Omit all images. Write out the rest of the material exactly.

Dataset items:
Begin

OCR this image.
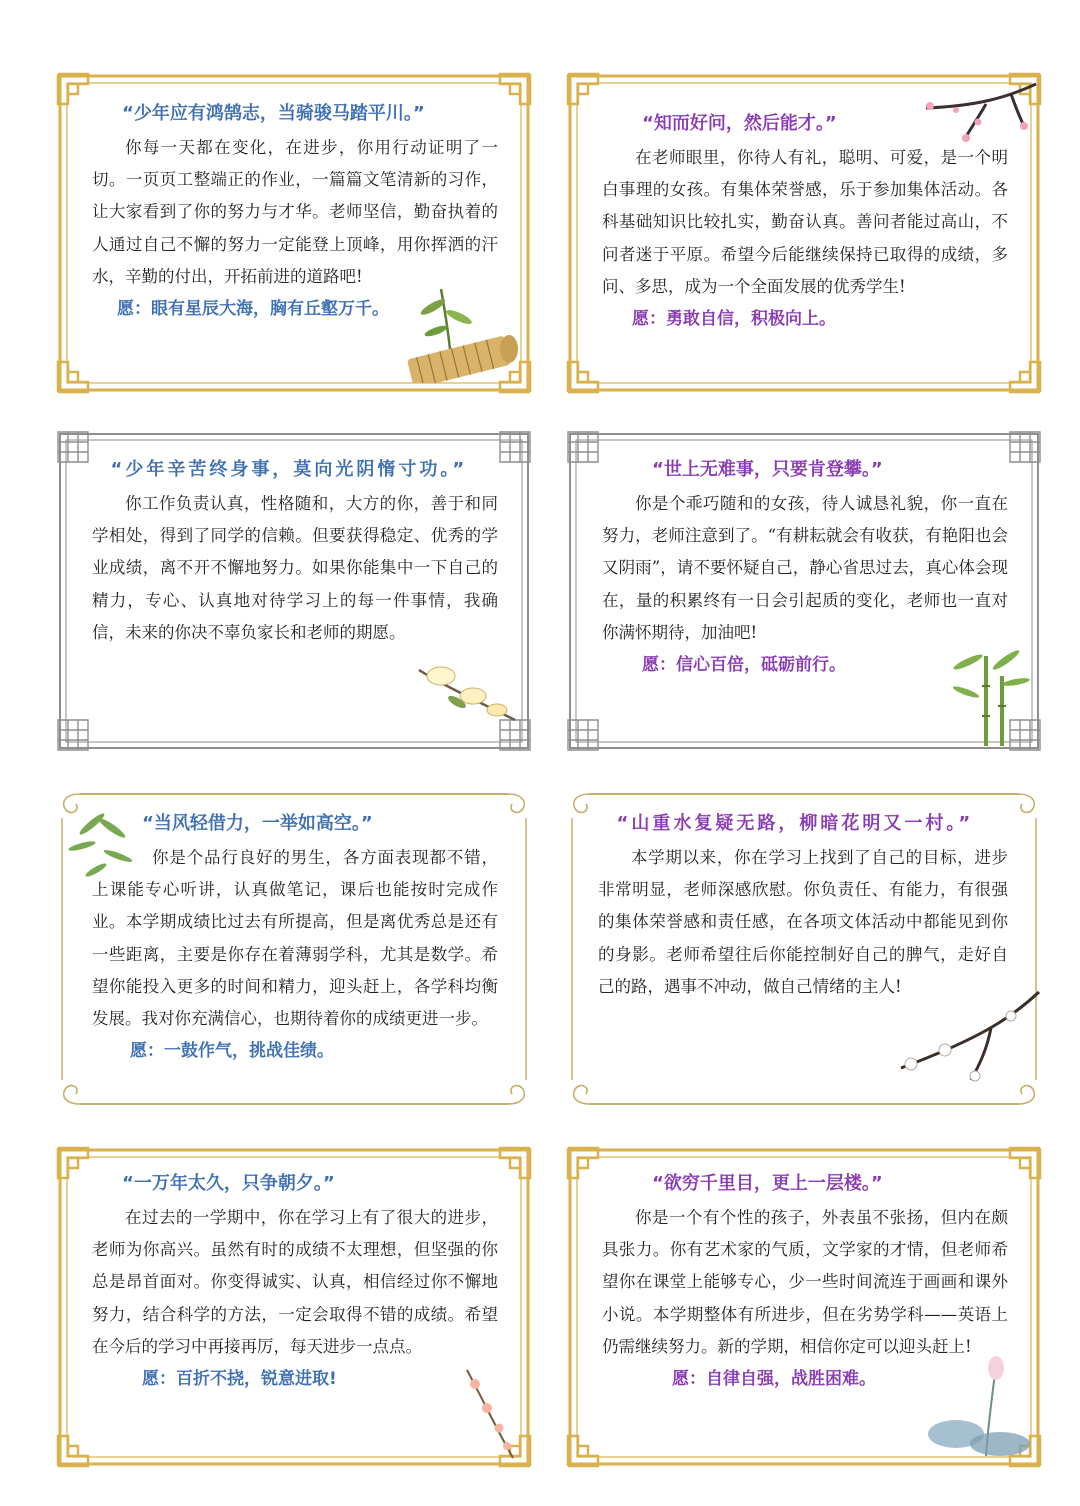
“少年应有鸿鹄志，当骑骏马踏平川。”

你每一天都在变化，在进步，你用行动证明了一切。一页页工整端正的作业，一篇篇文笔清新的习作，让大家看到了你的努力与才华。老师坚信，勤奋执着的人通过自己不懈的努力一定能登上顶峰，用你挥洒的汗水，辛勤的付出，开拓前进的道路吧!

愿：眼有星辰大海，胸有丘壑万千。

“知而好问，然后能才。”

在老师眼里，你待人有礼，聪明、可爱，是一个明白事理的女孩。有集体荣誉感，乐于参加集体活动。各科基础知识比较扎实，勤奋认真。善问者能过高山，不问者迷于平原。希望今后能继续保持已取得的成绩，多问、多思，成为一个全面发展的优秀学生!

愿：勇敢自信，积极向上。

“少年辛苦终身事，莫向光阴惰寸功。”

你工作负责认真，性格随和，大方的你，善于和同学相处，得到了同学的信赖。但要获得稳定、优秀的学业成绩，离不开不懈地努力。如果你能集中一下自己的精力，专心、认真地对待学习上的每一件事情，我确信，未来的你决不辜负家长和老师的期愿。

“世上无难事，只要肯登攀。”

你是个乖巧随和的女孩，待人诚恳礼貌，你一直在努力，老师注意到了。“有耕耘就会有收获，有艳阳也会又阴雨”，请不要怀疑自己，静心省思过去，真心体会现在，量的积累终有一日会引起质的变化，老师也一直对你满怀期待，加油吧!

愿：信心百倍，砥砺前行。

“当风轻借力，一举如高空。”

你是个品行良好的男生，各方面表现都不错，上课能专心听讲，认真做笔记，课后也能按时完成作业。本学期成绩比过去有所提高，但是离优秀总是还有一些距离，主要是你存在着薄弱学科，尤其是数学。希望你能投入更多的时间和精力，迎头赶上，各学科均衡发展。我对你充满信心，也期待着你的成绩更进一步。

愿：一鼓作气，挑战佳绩。

“山重水复疑无路，柳暗花明又一村。”

本学期以来，你在学习上找到了自己的目标，进步非常明显，老师深感欣慰。你负责任、有能力，有很强的集体荣誉感和责任感，在各项文体活动中都能见到你的身影。老师希望往后你能控制好自己的脾气，走好自己的路，遇事不冲动，做自己情绪的主人!

“一万年太久，只争朝夕。”

在过去的一学期中，你在学习上有了很大的进步，老师为你高兴。虽然有时的成绩不太理想，但坚强的你总是昂首面对。你变得诚实、认真，相信经过你不懈地努力，结合科学的方法，一定会取得不错的成绩。希望在今后的学习中再接再厉，每天进步一点点。

愿：百折不挠，锐意进取!

“欲穷千里目，更上一层楼。”

你是一个有个性的孩子，外表虽不张扬，但内在颇具张力。你有艺术家的气质，文学家的才情，但老师希望你在课堂上能够专心，少一些时间流连于画画和课外小说。本学期整体有所进步，但在劣势学科——英语上仍需继续努力。新的学期，相信你定可以迎头赶上!

愿：自律自强，战胜困难。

End

Result →
OCR this image.
“少年应有鸿鹄志，当骑骏马踏平川。”

你每一天都在变化，在进步，你用行动证明了一切。一页页工整端正的作业，一篇篇文笔清新的习作，让大家看到了你的努力与才华。老师坚信，勤奋执着的人通过自己不懈的努力一定能登上顶峰，用你挥洒的汗水，辛勤的付出，开拓前进的道路吧!

愿：眼有星辰大海，胸有丘壑万千。

“知而好问，然后能才。”

在老师眼里，你待人有礼，聪明、可爱，是一个明白事理的女孩。有集体荣誉感，乐于参加集体活动。各科基础知识比较扎实，勤奋认真。善问者能过高山，不问者迷于平原。希望今后能继续保持已取得的成绩，多问、多思，成为一个全面发展的优秀学生!

愿：勇敢自信，积极向上。

“少年辛苦终身事，莫向光阴惰寸功。”

你工作负责认真，性格随和，大方的你，善于和同学相处，得到了同学的信赖。但要获得稳定、优秀的学业成绩，离不开不懈地努力。如果你能集中一下自己的精力，专心、认真地对待学习上的每一件事情，我确信，未来的你决不辜负家长和老师的期愿。

“世上无难事，只要肯登攀。”

你是个乖巧随和的女孩，待人诚恳礼貌，你一直在努力，老师注意到了。“有耕耘就会有收获，有艳阳也会又阴雨”，请不要怀疑自己，静心省思过去，真心体会现在，量的积累终有一日会引起质的变化，老师也一直对你满怀期待，加油吧!

愿：信心百倍，砥砺前行。

“当风轻借力，一举如高空。”

你是个品行良好的男生，各方面表现都不错，上课能专心听讲，认真做笔记，课后也能按时完成作业。本学期成绩比过去有所提高，但是离优秀总是还有一些距离，主要是你存在着薄弱学科，尤其是数学。希望你能投入更多的时间和精力，迎头赶上，各学科均衡发展。我对你充满信心，也期待着你的成绩更进一步。

愿：一鼓作气，挑战佳绩。

“山重水复疑无路，柳暗花明又一村。”

本学期以来，你在学习上找到了自己的目标，进步非常明显，老师深感欣慰。你负责任、有能力，有很强的集体荣誉感和责任感，在各项文体活动中都能见到你的身影。老师希望往后你能控制好自己的脾气，走好自己的路，遇事不冲动，做自己情绪的主人!

“一万年太久，只争朝夕。”

在过去的一学期中，你在学习上有了很大的进步，老师为你高兴。虽然有时的成绩不太理想，但坚强的你总是昂首面对。你变得诚实、认真，相信经过你不懈地努力，结合科学的方法，一定会取得不错的成绩。希望在今后的学习中再接再厉，每天进步一点点。

愿：百折不挠，锐意进取!

“欲穷千里目，更上一层楼。”

你是一个有个性的孩子，外表虽不张扬，但内在颇具张力。你有艺术家的气质，文学家的才情，但老师希望你在课堂上能够专心，少一些时间流连于画画和课外小说。本学期整体有所进步，但在劣势学科——英语上仍需继续努力。新的学期，相信你定可以迎头赶上!

愿：自律自强，战胜困难。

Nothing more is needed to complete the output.